### Text passage
* Begin *
The woman gave her location and contact information to Myers, then hung up. About 20 minutes later, the woman called back, her voice more anguished.
"Can we get somebody out here, please? Can we get this lunatic out of here?"
"Is anybody injured?" Myers said.
"No."
The woman sobbed through several more questions. Myers reassured her, then got off the phone and forwarded the information to a dispatcher. Throughout the exchange, and hundreds of others in the shift, Myers, 27, stayed calm. That's what she's trained to do.
Myers was one of about 10 call takers and dispatchers at the Stanislaus Regional 911 Dispatch Center in Modesto on a recent Friday night. The center handles emergency calls for the Modesto Police Department, the Stanislaus County Sheriff's Department and many area fire agencies.
The center gets 38,000 to 52,000 calls each month, a supervisor said. In July, 55,344 calls came in. That's an average of 1,785 calls a day, 74 an hour.
* End *
### What to do
1. Answer these from the passage about the 911 dispatch center:
(a) How old is Myers?
(b) In what city is the Stanislaus Regional 911 Dispatch Center?
(c) How many calls came in during July?
2. Write the next few sentences of the passage about the 911 dispatch center, picking up after its final line.
The items that come next are separate material from the passage about the 911 dispatch center.

### Extracted data
* Begin *
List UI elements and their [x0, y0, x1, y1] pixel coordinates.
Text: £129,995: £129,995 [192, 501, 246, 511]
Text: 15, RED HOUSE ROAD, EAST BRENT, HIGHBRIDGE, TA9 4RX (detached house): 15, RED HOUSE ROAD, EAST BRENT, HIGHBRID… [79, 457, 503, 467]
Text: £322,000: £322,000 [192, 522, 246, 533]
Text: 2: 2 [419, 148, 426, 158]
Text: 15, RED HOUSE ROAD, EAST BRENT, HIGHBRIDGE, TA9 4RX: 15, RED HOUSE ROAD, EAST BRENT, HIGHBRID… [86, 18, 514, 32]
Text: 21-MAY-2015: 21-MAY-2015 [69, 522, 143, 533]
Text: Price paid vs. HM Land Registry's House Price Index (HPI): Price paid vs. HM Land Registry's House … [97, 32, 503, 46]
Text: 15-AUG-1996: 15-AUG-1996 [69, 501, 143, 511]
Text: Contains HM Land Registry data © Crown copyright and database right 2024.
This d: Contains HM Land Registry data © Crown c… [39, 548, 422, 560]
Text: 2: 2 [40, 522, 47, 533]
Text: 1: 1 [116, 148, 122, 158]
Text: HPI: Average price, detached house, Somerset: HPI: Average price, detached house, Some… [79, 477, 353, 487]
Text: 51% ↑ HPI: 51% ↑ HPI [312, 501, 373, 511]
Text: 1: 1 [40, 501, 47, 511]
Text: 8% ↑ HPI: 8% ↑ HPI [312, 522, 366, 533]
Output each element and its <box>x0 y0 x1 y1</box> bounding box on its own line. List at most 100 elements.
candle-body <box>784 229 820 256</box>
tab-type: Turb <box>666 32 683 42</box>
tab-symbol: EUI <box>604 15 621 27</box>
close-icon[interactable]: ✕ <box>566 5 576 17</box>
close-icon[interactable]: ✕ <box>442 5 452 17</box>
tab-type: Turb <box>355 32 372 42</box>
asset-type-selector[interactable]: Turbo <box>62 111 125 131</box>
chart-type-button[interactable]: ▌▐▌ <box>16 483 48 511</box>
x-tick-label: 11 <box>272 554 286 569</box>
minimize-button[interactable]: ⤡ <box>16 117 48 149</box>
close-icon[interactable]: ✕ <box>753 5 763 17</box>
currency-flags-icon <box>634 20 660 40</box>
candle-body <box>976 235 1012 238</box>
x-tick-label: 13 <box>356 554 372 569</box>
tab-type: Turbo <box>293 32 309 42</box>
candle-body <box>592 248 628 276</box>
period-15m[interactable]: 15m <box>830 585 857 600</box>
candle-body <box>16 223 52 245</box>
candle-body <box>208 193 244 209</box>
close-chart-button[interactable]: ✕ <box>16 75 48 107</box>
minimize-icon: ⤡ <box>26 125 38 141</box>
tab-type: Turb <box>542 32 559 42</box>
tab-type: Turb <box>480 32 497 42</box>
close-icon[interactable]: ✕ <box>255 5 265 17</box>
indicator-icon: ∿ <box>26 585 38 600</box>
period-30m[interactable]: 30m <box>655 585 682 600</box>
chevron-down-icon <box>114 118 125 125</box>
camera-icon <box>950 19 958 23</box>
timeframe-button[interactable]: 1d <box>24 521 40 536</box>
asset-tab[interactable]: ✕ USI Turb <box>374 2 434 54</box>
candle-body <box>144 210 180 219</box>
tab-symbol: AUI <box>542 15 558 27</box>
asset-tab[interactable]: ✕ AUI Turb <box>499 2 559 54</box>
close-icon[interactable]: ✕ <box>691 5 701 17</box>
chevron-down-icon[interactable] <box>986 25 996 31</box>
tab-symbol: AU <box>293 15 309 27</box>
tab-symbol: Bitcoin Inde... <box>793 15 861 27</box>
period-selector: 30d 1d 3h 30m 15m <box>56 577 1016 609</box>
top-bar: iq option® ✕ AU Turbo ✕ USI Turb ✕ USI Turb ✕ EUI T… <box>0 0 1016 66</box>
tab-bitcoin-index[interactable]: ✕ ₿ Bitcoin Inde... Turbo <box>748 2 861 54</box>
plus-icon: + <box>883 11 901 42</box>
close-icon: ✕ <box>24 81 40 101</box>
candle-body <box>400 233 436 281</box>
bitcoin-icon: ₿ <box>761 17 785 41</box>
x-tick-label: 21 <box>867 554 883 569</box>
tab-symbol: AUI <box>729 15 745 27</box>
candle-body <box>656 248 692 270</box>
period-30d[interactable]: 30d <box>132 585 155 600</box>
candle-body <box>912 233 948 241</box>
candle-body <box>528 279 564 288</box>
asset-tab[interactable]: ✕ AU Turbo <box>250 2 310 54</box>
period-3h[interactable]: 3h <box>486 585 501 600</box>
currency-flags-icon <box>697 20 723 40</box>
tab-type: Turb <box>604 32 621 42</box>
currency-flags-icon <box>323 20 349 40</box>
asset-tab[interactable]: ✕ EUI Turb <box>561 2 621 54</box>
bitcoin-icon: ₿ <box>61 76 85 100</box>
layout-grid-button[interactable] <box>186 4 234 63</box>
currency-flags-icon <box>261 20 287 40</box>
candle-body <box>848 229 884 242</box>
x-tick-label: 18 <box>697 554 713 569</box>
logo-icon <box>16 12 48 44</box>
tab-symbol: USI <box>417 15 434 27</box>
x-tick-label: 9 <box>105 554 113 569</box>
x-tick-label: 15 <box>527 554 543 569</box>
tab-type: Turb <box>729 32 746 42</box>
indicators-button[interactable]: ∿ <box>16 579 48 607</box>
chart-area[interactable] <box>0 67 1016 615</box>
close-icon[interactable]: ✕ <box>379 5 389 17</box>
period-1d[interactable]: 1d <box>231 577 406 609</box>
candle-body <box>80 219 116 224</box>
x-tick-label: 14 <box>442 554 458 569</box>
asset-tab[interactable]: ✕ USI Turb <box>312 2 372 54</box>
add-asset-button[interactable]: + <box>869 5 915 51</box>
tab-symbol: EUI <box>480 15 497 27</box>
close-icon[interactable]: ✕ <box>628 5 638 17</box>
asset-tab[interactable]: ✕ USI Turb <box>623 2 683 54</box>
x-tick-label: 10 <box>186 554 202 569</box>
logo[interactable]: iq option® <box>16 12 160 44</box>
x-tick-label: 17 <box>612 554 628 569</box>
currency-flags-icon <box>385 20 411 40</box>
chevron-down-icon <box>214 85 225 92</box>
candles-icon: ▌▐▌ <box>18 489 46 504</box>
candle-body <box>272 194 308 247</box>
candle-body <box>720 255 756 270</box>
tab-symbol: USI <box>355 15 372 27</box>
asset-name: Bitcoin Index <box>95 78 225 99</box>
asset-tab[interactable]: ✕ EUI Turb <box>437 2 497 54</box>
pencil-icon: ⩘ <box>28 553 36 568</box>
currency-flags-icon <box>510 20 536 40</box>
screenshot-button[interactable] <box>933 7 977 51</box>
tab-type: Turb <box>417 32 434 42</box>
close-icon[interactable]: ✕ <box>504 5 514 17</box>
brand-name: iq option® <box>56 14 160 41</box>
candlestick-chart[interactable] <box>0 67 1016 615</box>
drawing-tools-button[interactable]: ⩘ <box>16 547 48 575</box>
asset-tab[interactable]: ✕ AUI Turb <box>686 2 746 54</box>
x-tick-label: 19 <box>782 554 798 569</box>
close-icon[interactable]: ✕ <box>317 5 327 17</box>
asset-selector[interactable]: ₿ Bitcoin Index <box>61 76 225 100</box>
* End *
### Expected responses
1.
(a) 27
(b) Modesto
(c) 55,344

2.
Police departments in Ceres, Oakdale and Turlock also house dispatch centers.
From 1 to 2 a.m., Myers and another call taker seemed to answer the phone at least once a minute. A woman called, upset that a neighbor had jumped into her yard and taken off with her rooster. A man spoke anxiously as he tailed a drunken driver, his engine revving as he tried to keep pace with the lawbreaker.
Then there was the man reportedly choking his mother in a pool hall parking lot. A gang fight outside a bar. A party at an apartment complex where the guests were "not necessarily fighting, but ... going outside and peeing. They're just being really loud," the caller said.
Myers asks questions that will help her paint a picture for responding officers.
"I have to be his eyes," she said. "If you were the one going to the call, what would you want to know? If there's weapons, I always ask that. Has he been drinking, doing drugs? Is anyone injured? Is it physical, are there children witnessing this? Anything that would make a difference. You just want officers to know what they're walking into."
Extensive training required
Those who answer the center's phones are the first point of contact for people needing emergency services, said supervisor Russ Overstreet, 52. It's a big responsibility, with extensive training to make sure staff is prepared.
Dispatcher Erika Graff, 24, said it took a year to get hired. After background checks and psychological tests, new hires shadow experienced call takers and dispatchers for four to six months before handling calls on their own.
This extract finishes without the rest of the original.